WORK REQUIRED: Output solely the number of lines containing the string "能流畅地朗读".

**** PROVIDED RECORDS

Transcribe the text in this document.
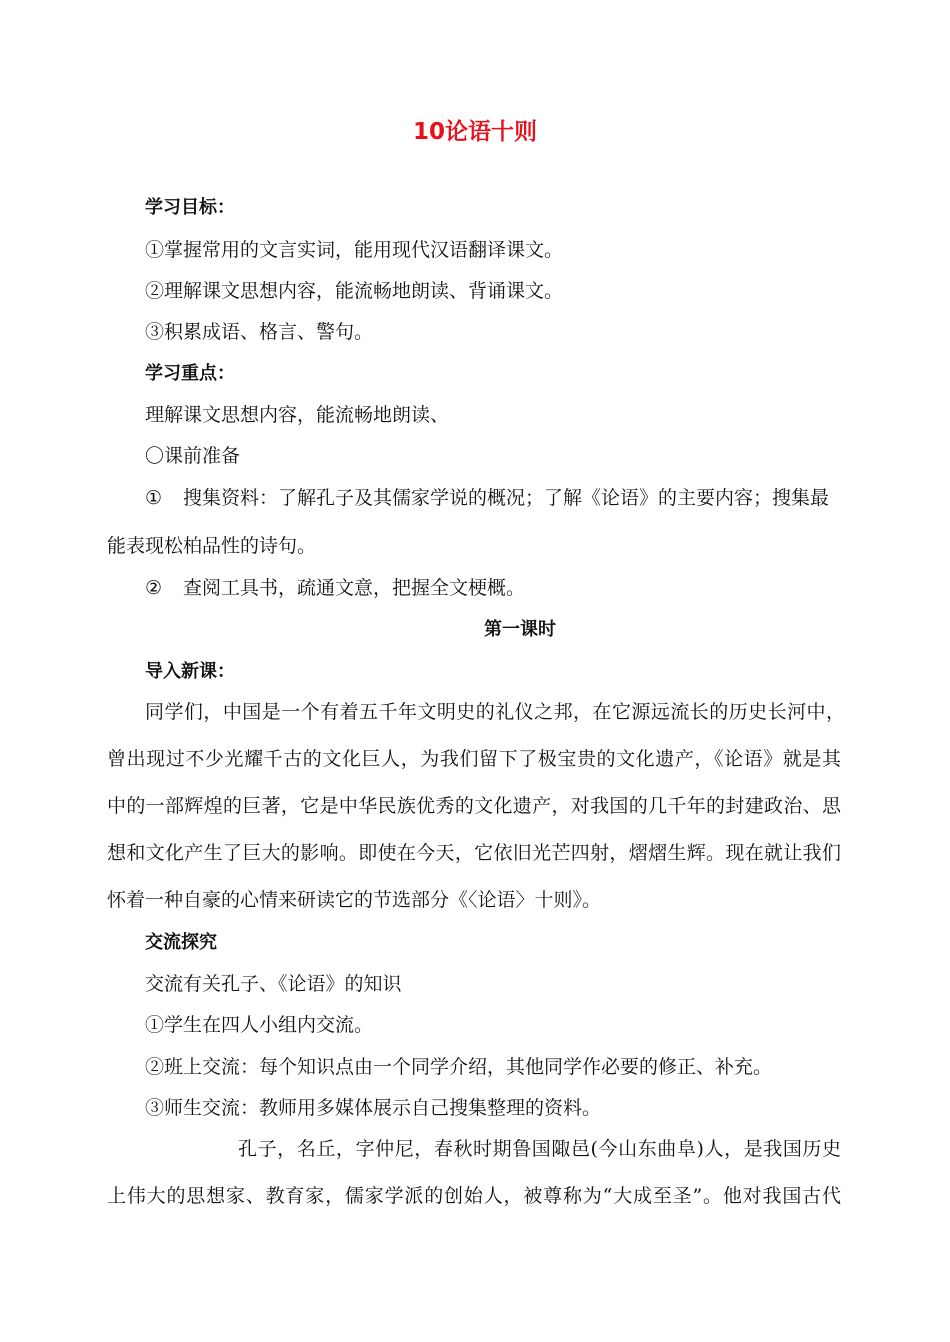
10论语十则
学习目标：
①掌握常用的文言实词，能用现代汉语翻译课文。
②理解课文思想内容，能流畅地朗读、背诵课文。
③积累成语、格言、警句。
学习重点：
理解课文思想内容，能流畅地朗读、
〇课前准备
① 搜集资料：了解孔子及其儒家学说的概况；了解《论语》的主要内容；搜集最
能表现松柏品性的诗句。
② 查阅工具书，疏通文意，把握全文梗概。
第一课时
导入新课：
同学们，中国是一个有着五千年文明史的礼仪之邦，在它源远流长的历史长河中，
曾出现过不少光耀千古的文化巨人，为我们留下了极宝贵的文化遗产，《论语》就是其
中的一部辉煌的巨著，它是中华民族优秀的文化遗产，对我国的几千年的封建政治、思
想和文化产生了巨大的影响。即使在今天，它依旧光芒四射，熠熠生辉。现在就让我们
怀着一种自豪的心情来研读它的节选部分《〈论语〉十则》。
交流探究
交流有关孔子、《论语》的知识
①学生在四人小组内交流。
②班上交流：每个知识点由一个同学介绍，其他同学作必要的修正、补充。
③师生交流：教师用多媒体展示自己搜集整理的资料。
孔子，名丘，字仲尼，春秋时期鲁国陬邑(今山东曲阜)人，是我国历史
上伟大的思想家、教育家，儒家学派的创始人，被尊称为“大成至圣”。他对我国古代
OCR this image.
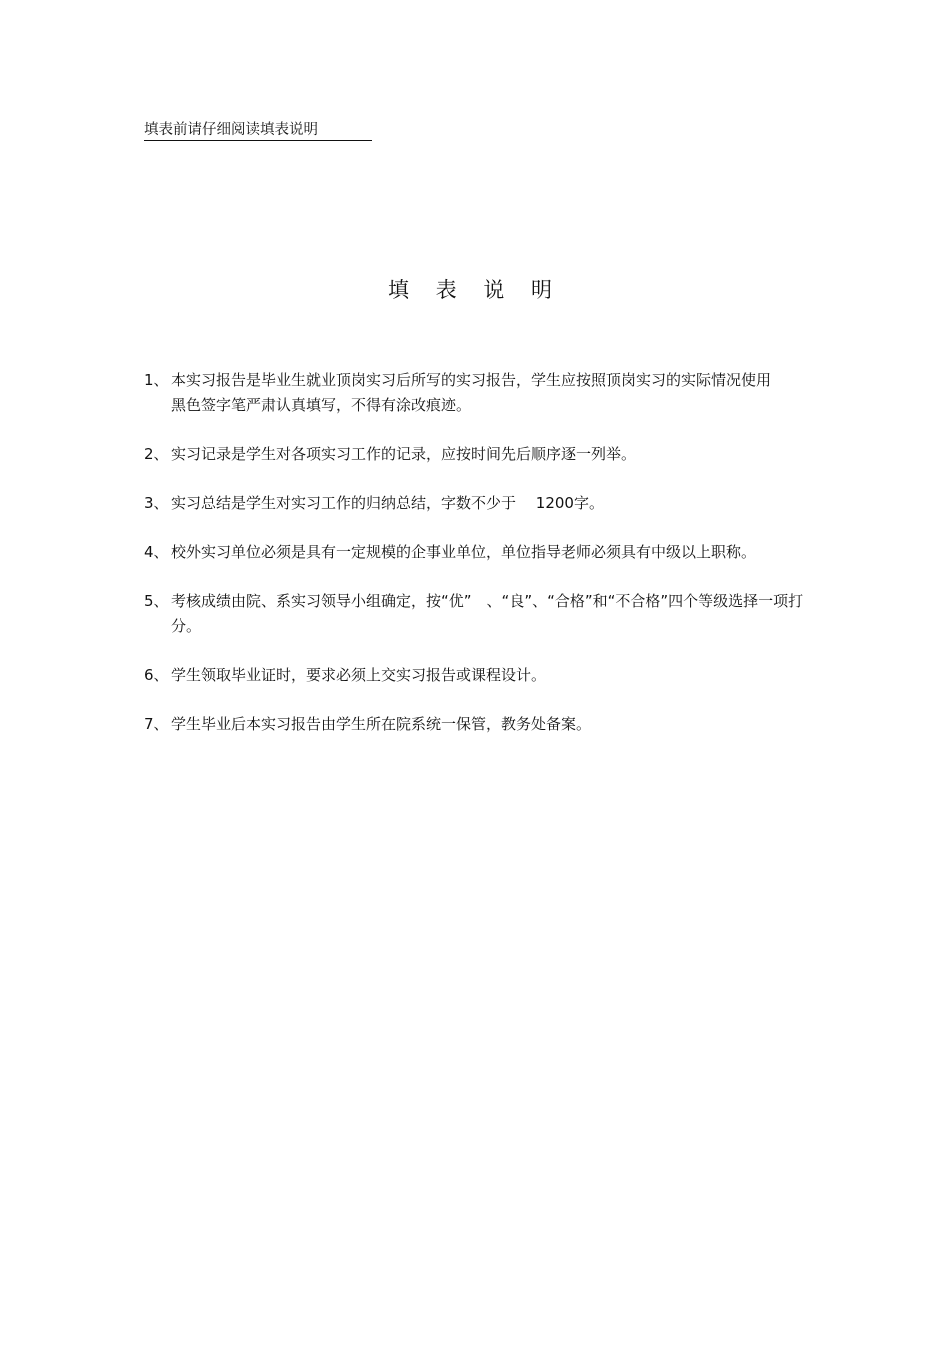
填表前请仔细阅读填表说明
填 表 说 明
1、 本实习报告是毕业生就业顶岗实习后所写的实习报告，学生应按照顶岗实习的实际情况使用黑色签字笔严肃认真填写，不得有涂改痕迹。
2、 实习记录是学生对各项实习工作的记录，应按时间先后顺序逐一列举。
3、 实习总结是学生对实习工作的归纳总结，字数不少于　 1200字。
4、 校外实习单位必须是具有一定规模的企事业单位，单位指导老师必须具有中级以上职称。
5、 考核成绩由院、系实习领导小组确定，按“优”　、“良”、“合格”和“不合格”四个等级选择一项打分。
6、 学生领取毕业证时，要求必须上交实习报告或课程设计。
7、 学生毕业后本实习报告由学生所在院系统一保管，教务处备案。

********

ANSWER IN FULL: 2